# Directions
Say how many lines hold the string "amount", and nothing more.

# Dataset extract
>>>>
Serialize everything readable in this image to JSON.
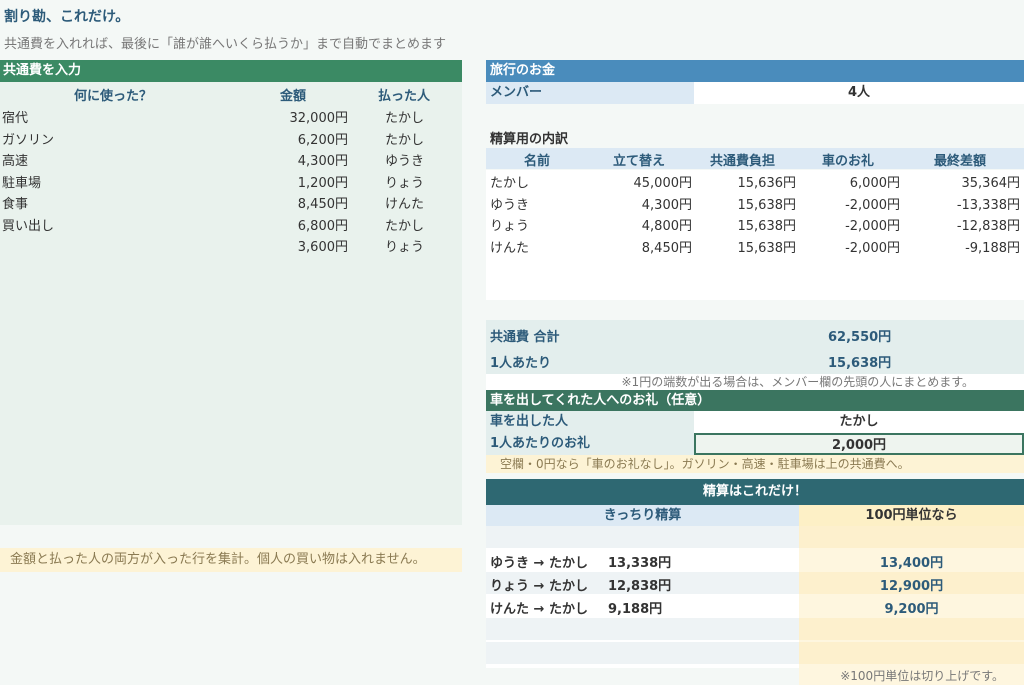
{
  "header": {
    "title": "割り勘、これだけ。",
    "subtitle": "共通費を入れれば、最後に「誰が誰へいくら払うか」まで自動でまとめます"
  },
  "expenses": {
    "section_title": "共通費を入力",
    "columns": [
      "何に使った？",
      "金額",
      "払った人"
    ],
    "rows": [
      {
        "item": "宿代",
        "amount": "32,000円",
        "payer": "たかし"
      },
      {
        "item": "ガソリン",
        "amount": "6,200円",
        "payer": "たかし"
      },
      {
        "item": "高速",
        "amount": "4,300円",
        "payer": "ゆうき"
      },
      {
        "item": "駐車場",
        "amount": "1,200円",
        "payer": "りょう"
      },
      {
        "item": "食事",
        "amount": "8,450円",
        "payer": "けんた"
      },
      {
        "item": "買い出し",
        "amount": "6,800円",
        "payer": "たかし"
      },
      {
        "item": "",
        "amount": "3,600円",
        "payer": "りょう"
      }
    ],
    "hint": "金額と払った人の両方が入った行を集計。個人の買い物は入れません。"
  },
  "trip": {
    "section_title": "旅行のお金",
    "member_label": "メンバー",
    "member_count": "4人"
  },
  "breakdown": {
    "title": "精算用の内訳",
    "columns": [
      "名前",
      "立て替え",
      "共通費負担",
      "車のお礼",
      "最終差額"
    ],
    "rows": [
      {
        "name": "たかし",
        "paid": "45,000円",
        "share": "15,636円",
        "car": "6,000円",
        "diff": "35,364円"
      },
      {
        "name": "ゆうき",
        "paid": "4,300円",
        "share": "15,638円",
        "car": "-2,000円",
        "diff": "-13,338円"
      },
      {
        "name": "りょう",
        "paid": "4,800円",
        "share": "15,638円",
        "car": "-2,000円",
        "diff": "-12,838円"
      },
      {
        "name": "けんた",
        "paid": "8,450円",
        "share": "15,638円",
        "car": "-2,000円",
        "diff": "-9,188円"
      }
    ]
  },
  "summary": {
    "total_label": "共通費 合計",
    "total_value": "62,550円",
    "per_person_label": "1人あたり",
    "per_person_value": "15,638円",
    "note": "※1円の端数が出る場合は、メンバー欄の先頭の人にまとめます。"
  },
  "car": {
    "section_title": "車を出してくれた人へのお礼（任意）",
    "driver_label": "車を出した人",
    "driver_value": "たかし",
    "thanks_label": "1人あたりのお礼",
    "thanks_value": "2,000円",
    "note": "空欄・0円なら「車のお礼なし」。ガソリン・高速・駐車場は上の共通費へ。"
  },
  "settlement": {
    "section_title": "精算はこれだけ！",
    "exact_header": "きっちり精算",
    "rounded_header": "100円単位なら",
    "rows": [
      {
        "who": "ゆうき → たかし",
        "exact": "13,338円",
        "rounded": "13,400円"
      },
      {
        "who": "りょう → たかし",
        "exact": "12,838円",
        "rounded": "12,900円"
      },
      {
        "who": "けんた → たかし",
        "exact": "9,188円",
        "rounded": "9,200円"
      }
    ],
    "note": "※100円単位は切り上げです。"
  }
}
<<<<
>>>>
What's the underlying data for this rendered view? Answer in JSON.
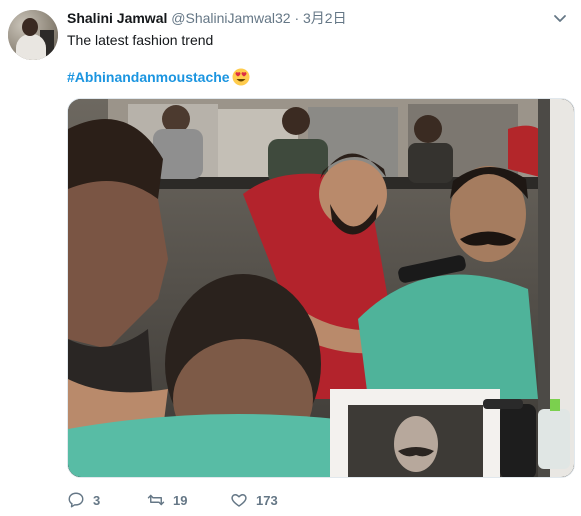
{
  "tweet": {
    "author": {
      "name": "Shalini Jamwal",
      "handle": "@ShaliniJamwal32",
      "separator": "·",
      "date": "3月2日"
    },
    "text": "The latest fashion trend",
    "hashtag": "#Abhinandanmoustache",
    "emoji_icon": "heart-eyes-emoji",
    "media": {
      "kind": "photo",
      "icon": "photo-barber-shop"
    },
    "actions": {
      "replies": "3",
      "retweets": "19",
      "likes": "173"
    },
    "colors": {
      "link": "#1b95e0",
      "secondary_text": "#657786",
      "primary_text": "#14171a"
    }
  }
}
<<<<
>>>>
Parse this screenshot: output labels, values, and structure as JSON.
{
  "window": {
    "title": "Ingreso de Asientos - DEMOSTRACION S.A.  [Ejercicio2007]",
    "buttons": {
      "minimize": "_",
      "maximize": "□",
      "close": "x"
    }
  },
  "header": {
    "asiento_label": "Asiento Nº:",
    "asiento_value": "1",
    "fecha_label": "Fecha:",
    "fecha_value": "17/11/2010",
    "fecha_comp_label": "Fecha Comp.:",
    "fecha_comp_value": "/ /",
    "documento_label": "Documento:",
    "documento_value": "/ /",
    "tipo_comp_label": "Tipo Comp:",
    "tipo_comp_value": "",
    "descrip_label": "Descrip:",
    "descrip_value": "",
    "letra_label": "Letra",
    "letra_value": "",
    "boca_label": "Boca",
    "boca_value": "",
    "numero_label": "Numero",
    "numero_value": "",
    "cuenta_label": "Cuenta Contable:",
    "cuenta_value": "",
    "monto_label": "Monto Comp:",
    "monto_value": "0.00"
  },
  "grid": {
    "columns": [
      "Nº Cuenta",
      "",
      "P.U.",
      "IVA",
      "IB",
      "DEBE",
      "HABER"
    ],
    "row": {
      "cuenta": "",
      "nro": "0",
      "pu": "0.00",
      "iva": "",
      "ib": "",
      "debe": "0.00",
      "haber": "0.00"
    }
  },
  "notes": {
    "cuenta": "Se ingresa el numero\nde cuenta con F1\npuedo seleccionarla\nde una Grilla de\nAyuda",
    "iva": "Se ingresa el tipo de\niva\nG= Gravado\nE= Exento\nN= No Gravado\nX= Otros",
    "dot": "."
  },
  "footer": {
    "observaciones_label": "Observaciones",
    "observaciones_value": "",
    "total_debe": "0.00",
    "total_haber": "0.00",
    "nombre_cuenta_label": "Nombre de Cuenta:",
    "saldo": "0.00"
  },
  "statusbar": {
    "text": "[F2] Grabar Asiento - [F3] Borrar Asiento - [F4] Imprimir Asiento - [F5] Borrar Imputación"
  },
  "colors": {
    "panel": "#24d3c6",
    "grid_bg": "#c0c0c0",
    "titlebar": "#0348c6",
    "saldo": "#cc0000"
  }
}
<<<<
# Full response
7